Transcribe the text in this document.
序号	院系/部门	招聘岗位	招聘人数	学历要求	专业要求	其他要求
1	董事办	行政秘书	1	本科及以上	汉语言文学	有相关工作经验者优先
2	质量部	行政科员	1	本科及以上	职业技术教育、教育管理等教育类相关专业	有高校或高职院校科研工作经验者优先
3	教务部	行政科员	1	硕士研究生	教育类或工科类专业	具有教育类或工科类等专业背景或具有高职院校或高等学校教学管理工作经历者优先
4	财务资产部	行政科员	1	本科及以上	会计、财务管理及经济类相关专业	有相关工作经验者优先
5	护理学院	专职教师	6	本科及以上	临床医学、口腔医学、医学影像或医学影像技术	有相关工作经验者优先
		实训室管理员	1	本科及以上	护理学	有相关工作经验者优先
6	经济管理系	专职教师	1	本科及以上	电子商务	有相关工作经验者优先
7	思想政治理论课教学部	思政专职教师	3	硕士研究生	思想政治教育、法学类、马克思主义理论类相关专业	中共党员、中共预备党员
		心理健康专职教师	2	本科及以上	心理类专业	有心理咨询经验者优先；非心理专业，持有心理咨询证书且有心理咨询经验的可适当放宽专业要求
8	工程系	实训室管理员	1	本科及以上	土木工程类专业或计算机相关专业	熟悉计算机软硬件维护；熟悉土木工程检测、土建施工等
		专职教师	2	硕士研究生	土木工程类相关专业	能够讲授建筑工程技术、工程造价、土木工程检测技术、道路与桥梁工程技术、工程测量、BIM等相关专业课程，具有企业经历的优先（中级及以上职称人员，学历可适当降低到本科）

=-=-=

■ EXERCISE PROMPT
Go through the data and return every record exactly.

■ OUTPUT FOR THIS EXERCISE
Transcribe the text in this document.
序号	院系/部门	招聘岗位	招聘人数	学历要求	专业要求	其他要求
1	董事办	行政秘书	1	本科及以上	汉语言文学	有相关工作经验者优先
2	质量部	行政科员	1	本科及以上	职业技术教育、教育管理等教育类相关专业	有高校或高职院校科研工作经验者优先
3	教务部	行政科员	1	硕士研究生	教育类或工科类专业	具有教育类或工科类等专业背景或具有高职院校或高等学校教学管理工作经历者优先
4	财务资产部	行政科员	1	本科及以上	会计、财务管理及经济类相关专业	有相关工作经验者优先
5	护理学院	专职教师	6	本科及以上	临床医学、口腔医学、医学影像或医学影像技术	有相关工作经验者优先
		实训室管理员	1	本科及以上	护理学	有相关工作经验者优先
6	经济管理系	专职教师	1	本科及以上	电子商务	有相关工作经验者优先
7	思想政治理论课教学部	思政专职教师	3	硕士研究生	思想政治教育、法学类、马克思主义理论类相关专业	中共党员、中共预备党员
		心理健康专职教师	2	本科及以上	心理类专业	有心理咨询经验者优先；非心理专业，持有心理咨询证书且有心理咨询经验的可适当放宽专业要求
8	工程系	实训室管理员	1	本科及以上	土木工程类专业或计算机相关专业	熟悉计算机软硬件维护；熟悉土木工程检测、土建施工等
		专职教师	2	硕士研究生	土木工程类相关专业	能够讲授建筑工程技术、工程造价、土木工程检测技术、道路与桥梁工程技术、工程测量、BIM等相关专业课程，具有企业经历的优先（中级及以上职称人员，学历可适当降低到本科）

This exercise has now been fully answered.